SUPPLIED RECORDS -
-*-*-
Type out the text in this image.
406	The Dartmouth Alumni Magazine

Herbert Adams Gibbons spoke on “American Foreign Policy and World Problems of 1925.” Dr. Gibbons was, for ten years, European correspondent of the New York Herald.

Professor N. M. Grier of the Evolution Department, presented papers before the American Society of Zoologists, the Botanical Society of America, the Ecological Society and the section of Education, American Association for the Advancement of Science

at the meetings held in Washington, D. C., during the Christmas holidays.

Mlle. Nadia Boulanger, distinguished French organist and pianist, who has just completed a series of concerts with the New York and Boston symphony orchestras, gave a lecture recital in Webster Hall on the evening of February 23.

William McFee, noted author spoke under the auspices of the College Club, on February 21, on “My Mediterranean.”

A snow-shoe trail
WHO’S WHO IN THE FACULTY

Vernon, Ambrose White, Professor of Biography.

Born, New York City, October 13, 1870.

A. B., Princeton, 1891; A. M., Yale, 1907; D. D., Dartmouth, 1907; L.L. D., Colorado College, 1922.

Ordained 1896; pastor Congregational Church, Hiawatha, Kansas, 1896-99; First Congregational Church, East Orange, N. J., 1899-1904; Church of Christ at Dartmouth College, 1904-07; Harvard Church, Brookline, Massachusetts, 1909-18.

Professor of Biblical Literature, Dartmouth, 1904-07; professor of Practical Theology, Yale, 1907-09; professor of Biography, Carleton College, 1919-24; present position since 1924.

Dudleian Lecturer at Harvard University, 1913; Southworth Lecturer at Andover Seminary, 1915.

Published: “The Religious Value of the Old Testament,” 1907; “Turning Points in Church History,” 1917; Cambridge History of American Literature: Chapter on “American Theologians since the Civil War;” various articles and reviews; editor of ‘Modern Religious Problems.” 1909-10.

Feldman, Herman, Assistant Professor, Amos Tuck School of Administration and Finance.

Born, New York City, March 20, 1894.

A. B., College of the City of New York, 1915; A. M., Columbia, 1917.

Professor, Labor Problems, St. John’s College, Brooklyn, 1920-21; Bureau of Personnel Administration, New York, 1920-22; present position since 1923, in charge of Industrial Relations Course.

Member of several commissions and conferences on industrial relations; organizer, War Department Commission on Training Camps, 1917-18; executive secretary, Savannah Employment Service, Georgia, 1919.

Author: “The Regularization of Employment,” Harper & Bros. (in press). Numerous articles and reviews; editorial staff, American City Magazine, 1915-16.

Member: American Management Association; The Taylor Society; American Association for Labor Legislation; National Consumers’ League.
-*-*-
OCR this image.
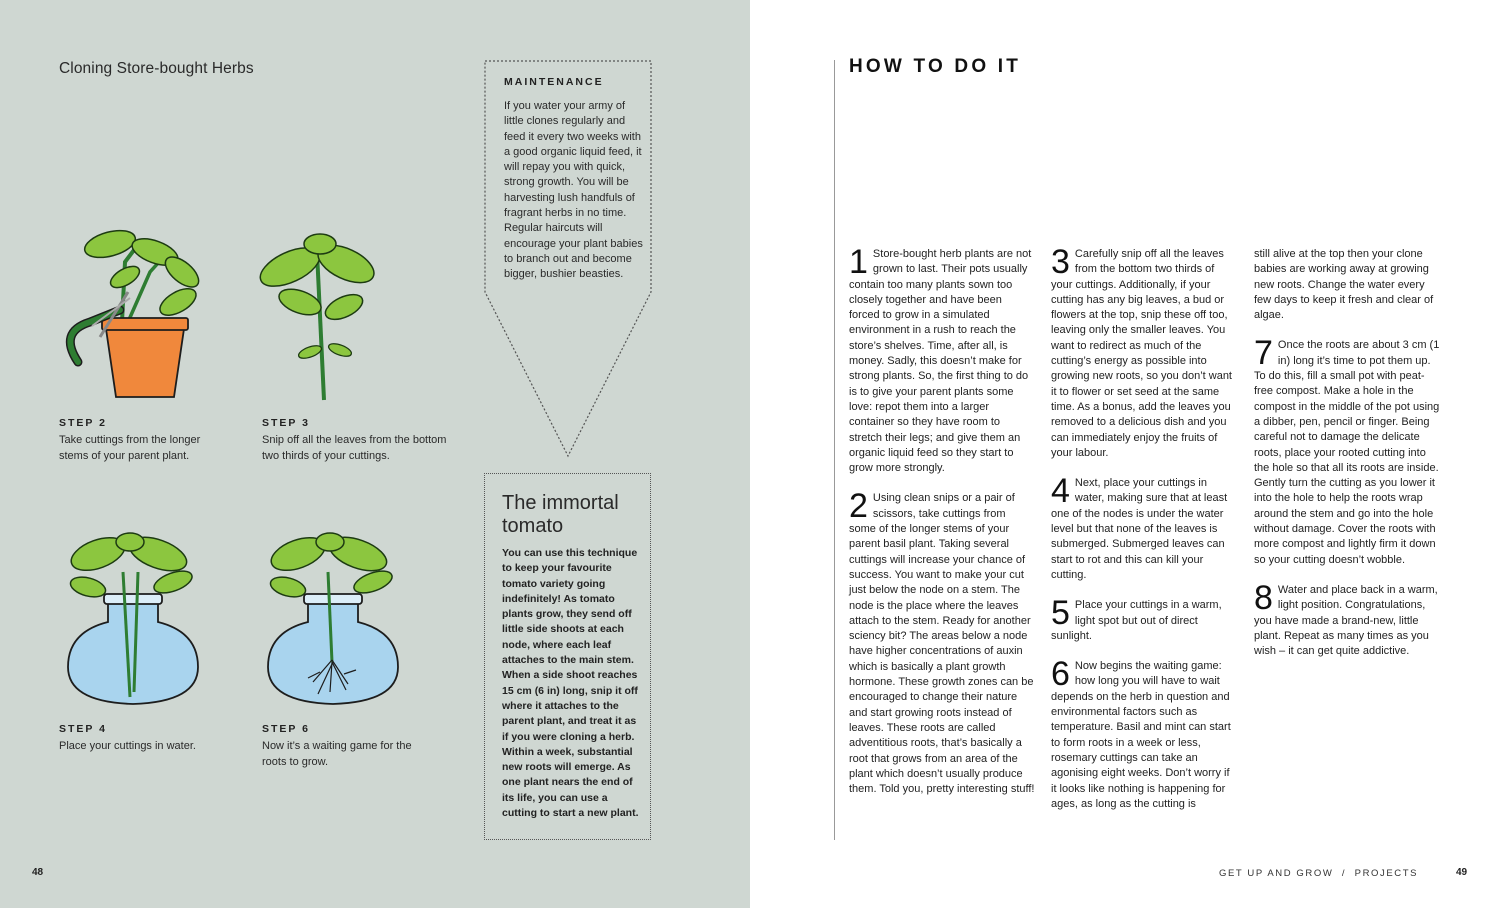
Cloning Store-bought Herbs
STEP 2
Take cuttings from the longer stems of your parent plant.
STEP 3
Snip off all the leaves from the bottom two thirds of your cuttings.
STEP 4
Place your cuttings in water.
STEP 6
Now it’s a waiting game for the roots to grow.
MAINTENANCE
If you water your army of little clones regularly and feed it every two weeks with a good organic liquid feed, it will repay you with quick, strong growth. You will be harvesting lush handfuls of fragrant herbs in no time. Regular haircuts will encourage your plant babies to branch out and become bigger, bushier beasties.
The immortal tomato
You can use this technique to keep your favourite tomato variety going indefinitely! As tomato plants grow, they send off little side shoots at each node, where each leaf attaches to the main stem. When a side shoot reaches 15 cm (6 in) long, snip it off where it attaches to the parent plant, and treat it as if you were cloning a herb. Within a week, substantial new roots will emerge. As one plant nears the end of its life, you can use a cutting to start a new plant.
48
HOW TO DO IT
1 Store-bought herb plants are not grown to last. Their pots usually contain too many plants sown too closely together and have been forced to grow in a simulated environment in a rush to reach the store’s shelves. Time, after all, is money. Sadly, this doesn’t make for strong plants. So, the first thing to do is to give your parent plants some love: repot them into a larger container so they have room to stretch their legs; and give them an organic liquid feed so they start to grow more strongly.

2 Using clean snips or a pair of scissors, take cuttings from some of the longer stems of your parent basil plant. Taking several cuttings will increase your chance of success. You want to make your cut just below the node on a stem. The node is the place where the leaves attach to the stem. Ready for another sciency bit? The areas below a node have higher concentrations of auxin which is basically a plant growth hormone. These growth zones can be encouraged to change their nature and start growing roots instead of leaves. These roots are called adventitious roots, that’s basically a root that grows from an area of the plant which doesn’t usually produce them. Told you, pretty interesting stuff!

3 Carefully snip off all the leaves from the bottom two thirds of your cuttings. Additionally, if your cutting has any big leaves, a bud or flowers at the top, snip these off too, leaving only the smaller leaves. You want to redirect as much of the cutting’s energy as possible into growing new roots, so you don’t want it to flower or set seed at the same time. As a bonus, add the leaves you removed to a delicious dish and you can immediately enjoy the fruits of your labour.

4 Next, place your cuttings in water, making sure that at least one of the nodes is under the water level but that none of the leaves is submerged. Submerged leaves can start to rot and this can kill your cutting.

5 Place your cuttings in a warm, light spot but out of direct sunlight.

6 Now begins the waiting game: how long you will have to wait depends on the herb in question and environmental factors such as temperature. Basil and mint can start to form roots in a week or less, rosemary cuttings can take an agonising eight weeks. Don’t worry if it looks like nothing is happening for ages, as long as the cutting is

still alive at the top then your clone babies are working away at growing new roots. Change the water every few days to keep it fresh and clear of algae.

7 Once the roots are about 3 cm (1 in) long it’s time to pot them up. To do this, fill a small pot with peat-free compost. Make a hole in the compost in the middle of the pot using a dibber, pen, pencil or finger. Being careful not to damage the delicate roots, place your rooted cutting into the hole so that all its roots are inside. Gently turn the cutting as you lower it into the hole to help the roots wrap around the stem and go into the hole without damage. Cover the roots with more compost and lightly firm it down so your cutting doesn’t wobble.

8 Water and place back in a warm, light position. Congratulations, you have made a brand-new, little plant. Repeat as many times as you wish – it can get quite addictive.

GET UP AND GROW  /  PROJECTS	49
-*-*-
WORK INSTRUCTIONS - A single figure is required: the number of lines above in which the word "Magazine" occurs.

WRITTEN ANSWER - 2